Instructions for the task — Copy out every line of the records below word for word, leaving out the pictures.

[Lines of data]
/---

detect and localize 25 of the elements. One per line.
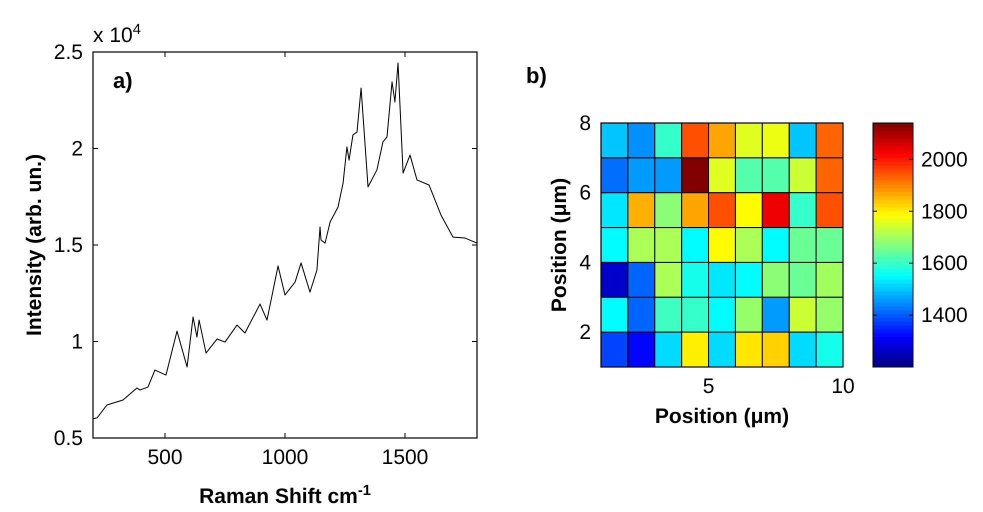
x-tick-label: 10 (831, 375, 855, 398)
y-axis-title: Intensity (arb. un.) (23, 154, 46, 336)
y-tick-label: 0.5 (54, 427, 83, 450)
x-axis-title: Raman Shift cm$^{-1}$ (199, 483, 371, 508)
x-axis-title: Position (μm) (654, 405, 790, 428)
y-tick-label: 4 (579, 251, 592, 274)
y-tick-label: 2.5 (54, 41, 83, 64)
text: x 10$^{4}$ (93, 22, 141, 47)
text: a) (113, 68, 133, 93)
x-tick-label: 1000 (262, 446, 308, 469)
color-bar-label: 1400 (921, 304, 968, 328)
y-axis-title: Position (μm) (548, 178, 571, 312)
y-tick-label: 2 (579, 321, 591, 344)
chart-title: b) (526, 63, 547, 88)
color-bar-label: 1800 (921, 200, 968, 224)
x-tick-label: 1500 (382, 446, 428, 469)
y-tick-label: 8 (579, 112, 591, 135)
y-tick-label: 6 (579, 182, 591, 205)
x-tick-label: 500 (147, 446, 183, 469)
color-bar-label: 2000 (921, 148, 968, 172)
y-tick-label: 2 (71, 138, 83, 160)
y-tick-label: 1 (71, 330, 83, 354)
color-bar-label: 1600 (921, 252, 968, 276)
x-tick-label: 5 (702, 375, 714, 398)
y-tick-label: 1.5 (54, 234, 83, 257)
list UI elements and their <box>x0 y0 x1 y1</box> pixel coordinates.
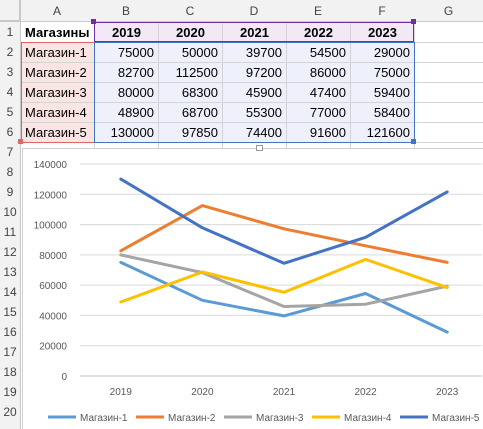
value-range-highlight <box>94 42 414 142</box>
cell-b2[interactable]: 75000 <box>117 44 154 60</box>
cell-d4[interactable]: 45900 <box>245 84 282 100</box>
y-tick-label: 100000 <box>34 221 68 232</box>
cell-a4[interactable]: Магазин-3 <box>25 84 87 100</box>
legend-label: Магазин-4 <box>344 413 392 424</box>
legend-label: Магазин-2 <box>168 413 216 424</box>
legend-label: Магазин-1 <box>80 413 128 424</box>
cell-c3[interactable]: 112500 <box>175 64 218 80</box>
cell-f6[interactable]: 121600 <box>366 124 410 140</box>
row-header-10[interactable]: 10 <box>0 202 20 222</box>
series-line <box>119 257 449 304</box>
cell-a6[interactable]: Магазин-5 <box>25 124 87 140</box>
cell-e1[interactable]: 2022 <box>304 24 333 40</box>
column-header-e[interactable]: E <box>286 0 350 21</box>
column-header-c[interactable]: C <box>158 0 222 21</box>
legend-label: Магазин-3 <box>256 413 304 424</box>
cell-d3[interactable]: 97200 <box>245 64 282 80</box>
cell-e2[interactable]: 54500 <box>309 44 346 60</box>
cell-c4[interactable]: 68300 <box>181 84 218 100</box>
cell-e4[interactable]: 47400 <box>309 84 346 100</box>
x-tick-label: 2020 <box>191 387 214 398</box>
cell-e6[interactable]: 91600 <box>309 124 346 140</box>
y-tick-label: 60000 <box>39 281 67 292</box>
row-header-2[interactable]: 2 <box>0 42 20 62</box>
column-header-g[interactable]: G <box>414 0 483 21</box>
select-all-corner[interactable] <box>0 0 20 21</box>
cell-c1[interactable]: 2020 <box>176 24 205 40</box>
row-header-4[interactable]: 4 <box>0 82 20 102</box>
series-line <box>119 177 449 265</box>
cell-d6[interactable]: 74400 <box>245 124 282 140</box>
row-header-15[interactable]: 15 <box>0 302 20 322</box>
y-tick-label: 140000 <box>34 160 68 171</box>
cell-a1[interactable]: Магазины <box>25 24 90 40</box>
row-header-12[interactable]: 12 <box>0 242 20 262</box>
cell-d5[interactable]: 55300 <box>245 104 282 120</box>
range-handle[interactable] <box>411 139 416 144</box>
header-range-highlight <box>94 22 414 42</box>
series-line <box>119 253 449 308</box>
row-header-9[interactable]: 9 <box>0 182 20 202</box>
series-line <box>119 204 449 264</box>
row-header-7[interactable]: 7 <box>0 142 20 162</box>
cell-b1[interactable]: 2019 <box>112 24 141 40</box>
cell-c2[interactable]: 50000 <box>181 44 218 60</box>
row-header-6[interactable]: 6 <box>0 122 20 142</box>
row-header-16[interactable]: 16 <box>0 322 20 342</box>
cell-b5[interactable]: 48900 <box>117 104 154 120</box>
row-header-11[interactable]: 11 <box>0 222 20 242</box>
legend-label: Магазин-5 <box>432 413 480 424</box>
cell-b3[interactable]: 82700 <box>117 64 154 80</box>
column-header-b[interactable]: B <box>94 0 158 21</box>
cell-d1[interactable]: 2021 <box>240 24 269 40</box>
value-range-border <box>94 42 415 143</box>
cell-f2[interactable]: 29000 <box>373 44 410 60</box>
cell-e5[interactable]: 77000 <box>309 104 346 120</box>
cell-f1[interactable]: 2023 <box>368 24 397 40</box>
column-header-f[interactable]: F <box>350 0 414 21</box>
cell-f4[interactable]: 59400 <box>373 84 410 100</box>
chart-area[interactable] <box>22 148 483 429</box>
y-tick-label: 0 <box>61 372 67 383</box>
cell-e3[interactable]: 86000 <box>309 64 346 80</box>
cell-b6[interactable]: 130000 <box>110 124 154 140</box>
x-tick-label: 2019 <box>110 387 133 398</box>
range-handle[interactable] <box>91 19 96 24</box>
column-header-d[interactable]: D <box>222 0 286 21</box>
y-tick-label: 120000 <box>34 190 68 201</box>
row-header-8[interactable]: 8 <box>0 162 20 182</box>
y-tick-label: 40000 <box>39 311 67 322</box>
cell-c5[interactable]: 68700 <box>181 104 218 120</box>
chart-resize-handle[interactable] <box>256 145 263 151</box>
row-header-18[interactable]: 18 <box>0 362 20 382</box>
range-handle[interactable] <box>411 19 416 24</box>
x-tick-label: 2022 <box>354 387 377 398</box>
y-tick-label: 80000 <box>39 251 67 262</box>
header-range-border <box>94 22 414 42</box>
cell-f5[interactable]: 58400 <box>373 104 410 120</box>
row-header-17[interactable]: 17 <box>0 342 20 362</box>
row-header-3[interactable]: 3 <box>0 62 20 82</box>
column-header-a[interactable]: A <box>20 0 94 21</box>
x-tick-label: 2021 <box>273 387 296 398</box>
row-header-14[interactable]: 14 <box>0 282 20 302</box>
cell-b4[interactable]: 80000 <box>117 84 154 100</box>
range-handle[interactable] <box>18 139 23 144</box>
row-header-20[interactable]: 20 <box>0 402 20 429</box>
cell-a2[interactable]: Магазин-1 <box>25 44 87 60</box>
row-header-5[interactable]: 5 <box>0 102 20 122</box>
row-header-13[interactable]: 13 <box>0 262 20 282</box>
cell-f3[interactable]: 75000 <box>373 64 410 80</box>
row-header-1[interactable]: 1 <box>0 22 20 42</box>
cell-d2[interactable]: 39700 <box>245 44 282 60</box>
label-range-highlight <box>21 42 94 142</box>
row-header-19[interactable]: 19 <box>0 382 20 402</box>
cell-c6[interactable]: 97850 <box>181 124 218 140</box>
cell-a3[interactable]: Магазин-2 <box>25 64 87 80</box>
y-tick-label: 20000 <box>39 342 67 353</box>
series-line <box>119 260 449 334</box>
x-tick-label: 2023 <box>436 387 459 398</box>
cell-a5[interactable]: Магазин-4 <box>25 104 87 120</box>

\---

Full answer —
detect and localize 25 of the elements. One per line.
x-tick-label: 10 (831, 375, 855, 398)
y-axis-title: Intensity (arb. un.) (23, 154, 46, 336)
y-tick-label: 0.5 (54, 427, 83, 450)
x-axis-title: Raman Shift cm$^{-1}$ (199, 483, 371, 508)
x-axis-title: Position (μm) (654, 405, 790, 428)
y-tick-label: 4 (579, 251, 592, 274)
y-tick-label: 2.5 (54, 41, 83, 64)
text: x 10$^{4}$ (93, 22, 141, 47)
text: a) (113, 68, 133, 93)
x-tick-label: 1000 (262, 446, 308, 469)
color-bar-label: 1400 (921, 304, 968, 328)
y-axis-title: Position (μm) (548, 178, 571, 312)
y-tick-label: 2 (579, 321, 591, 344)
chart-title: b) (526, 63, 547, 88)
color-bar-label: 1800 (921, 200, 968, 224)
x-tick-label: 1500 (382, 446, 428, 469)
y-tick-label: 8 (579, 112, 591, 135)
y-tick-label: 6 (579, 182, 591, 205)
x-tick-label: 500 (147, 446, 183, 469)
color-bar-label: 2000 (921, 148, 968, 172)
y-tick-label: 2 (71, 138, 83, 160)
y-tick-label: 1 (71, 330, 83, 354)
color-bar-label: 1600 (921, 252, 968, 276)
x-tick-label: 5 (702, 375, 714, 398)
y-tick-label: 1.5 (54, 234, 83, 257)
list UI elements and their <box>x0 y0 x1 y1</box> pixel coordinates.
value-range-highlight <box>94 42 414 142</box>
cell-b2[interactable]: 75000 <box>117 44 154 60</box>
cell-d4[interactable]: 45900 <box>245 84 282 100</box>
y-tick-label: 100000 <box>34 221 68 232</box>
cell-a4[interactable]: Магазин-3 <box>25 84 87 100</box>
legend-label: Магазин-4 <box>344 413 392 424</box>
legend-label: Магазин-2 <box>168 413 216 424</box>
legend-label: Магазин-1 <box>80 413 128 424</box>
cell-c3[interactable]: 112500 <box>175 64 218 80</box>
cell-f6[interactable]: 121600 <box>366 124 410 140</box>
row-header-10[interactable]: 10 <box>0 202 20 222</box>
series-line <box>119 257 449 304</box>
cell-a6[interactable]: Магазин-5 <box>25 124 87 140</box>
cell-e1[interactable]: 2022 <box>304 24 333 40</box>
column-header-e[interactable]: E <box>286 0 350 21</box>
column-header-c[interactable]: C <box>158 0 222 21</box>
legend-label: Магазин-3 <box>256 413 304 424</box>
cell-d3[interactable]: 97200 <box>245 64 282 80</box>
cell-e2[interactable]: 54500 <box>309 44 346 60</box>
cell-c4[interactable]: 68300 <box>181 84 218 100</box>
cell-e4[interactable]: 47400 <box>309 84 346 100</box>
x-tick-label: 2020 <box>191 387 214 398</box>
cell-e6[interactable]: 91600 <box>309 124 346 140</box>
y-tick-label: 60000 <box>39 281 67 292</box>
row-header-2[interactable]: 2 <box>0 42 20 62</box>
column-header-g[interactable]: G <box>414 0 483 21</box>
select-all-corner[interactable] <box>0 0 20 21</box>
cell-c1[interactable]: 2020 <box>176 24 205 40</box>
row-header-4[interactable]: 4 <box>0 82 20 102</box>
series-line <box>119 177 449 265</box>
cell-d6[interactable]: 74400 <box>245 124 282 140</box>
row-header-15[interactable]: 15 <box>0 302 20 322</box>
y-tick-label: 140000 <box>34 160 68 171</box>
cell-a1[interactable]: Магазины <box>25 24 90 40</box>
row-header-12[interactable]: 12 <box>0 242 20 262</box>
cell-d5[interactable]: 55300 <box>245 104 282 120</box>
range-handle[interactable] <box>411 139 416 144</box>
header-range-highlight <box>94 22 414 42</box>
series-line <box>119 253 449 308</box>
row-header-9[interactable]: 9 <box>0 182 20 202</box>
series-line <box>119 204 449 264</box>
row-header-7[interactable]: 7 <box>0 142 20 162</box>
cell-b1[interactable]: 2019 <box>112 24 141 40</box>
cell-c2[interactable]: 50000 <box>181 44 218 60</box>
row-header-6[interactable]: 6 <box>0 122 20 142</box>
row-header-16[interactable]: 16 <box>0 322 20 342</box>
cell-b5[interactable]: 48900 <box>117 104 154 120</box>
row-header-11[interactable]: 11 <box>0 222 20 242</box>
legend-label: Магазин-5 <box>432 413 480 424</box>
cell-b3[interactable]: 82700 <box>117 64 154 80</box>
column-header-b[interactable]: B <box>94 0 158 21</box>
cell-d1[interactable]: 2021 <box>240 24 269 40</box>
value-range-border <box>94 42 415 143</box>
cell-f2[interactable]: 29000 <box>373 44 410 60</box>
cell-e5[interactable]: 77000 <box>309 104 346 120</box>
cell-f1[interactable]: 2023 <box>368 24 397 40</box>
column-header-f[interactable]: F <box>350 0 414 21</box>
cell-f4[interactable]: 59400 <box>373 84 410 100</box>
chart-area[interactable] <box>22 148 483 429</box>
y-tick-label: 0 <box>61 372 67 383</box>
cell-e3[interactable]: 86000 <box>309 64 346 80</box>
cell-b6[interactable]: 130000 <box>110 124 154 140</box>
x-tick-label: 2019 <box>110 387 133 398</box>
range-handle[interactable] <box>91 19 96 24</box>
column-header-d[interactable]: D <box>222 0 286 21</box>
y-tick-label: 120000 <box>34 190 68 201</box>
row-header-8[interactable]: 8 <box>0 162 20 182</box>
y-tick-label: 40000 <box>39 311 67 322</box>
cell-c5[interactable]: 68700 <box>181 104 218 120</box>
chart-resize-handle[interactable] <box>256 145 263 151</box>
row-header-18[interactable]: 18 <box>0 362 20 382</box>
range-handle[interactable] <box>411 19 416 24</box>
x-tick-label: 2022 <box>354 387 377 398</box>
y-tick-label: 80000 <box>39 251 67 262</box>
header-range-border <box>94 22 414 42</box>
cell-f5[interactable]: 58400 <box>373 104 410 120</box>
row-header-17[interactable]: 17 <box>0 342 20 362</box>
row-header-3[interactable]: 3 <box>0 62 20 82</box>
column-header-a[interactable]: A <box>20 0 94 21</box>
x-tick-label: 2021 <box>273 387 296 398</box>
row-header-14[interactable]: 14 <box>0 282 20 302</box>
cell-b4[interactable]: 80000 <box>117 84 154 100</box>
range-handle[interactable] <box>18 139 23 144</box>
row-header-20[interactable]: 20 <box>0 402 20 429</box>
cell-a2[interactable]: Магазин-1 <box>25 44 87 60</box>
row-header-5[interactable]: 5 <box>0 102 20 122</box>
row-header-13[interactable]: 13 <box>0 262 20 282</box>
cell-f3[interactable]: 75000 <box>373 64 410 80</box>
row-header-1[interactable]: 1 <box>0 22 20 42</box>
cell-d2[interactable]: 39700 <box>245 44 282 60</box>
label-range-highlight <box>21 42 94 142</box>
row-header-19[interactable]: 19 <box>0 382 20 402</box>
cell-c6[interactable]: 97850 <box>181 124 218 140</box>
cell-a3[interactable]: Магазин-2 <box>25 64 87 80</box>
y-tick-label: 20000 <box>39 342 67 353</box>
series-line <box>119 260 449 334</box>
x-tick-label: 2023 <box>436 387 459 398</box>
cell-a5[interactable]: Магазин-4 <box>25 104 87 120</box>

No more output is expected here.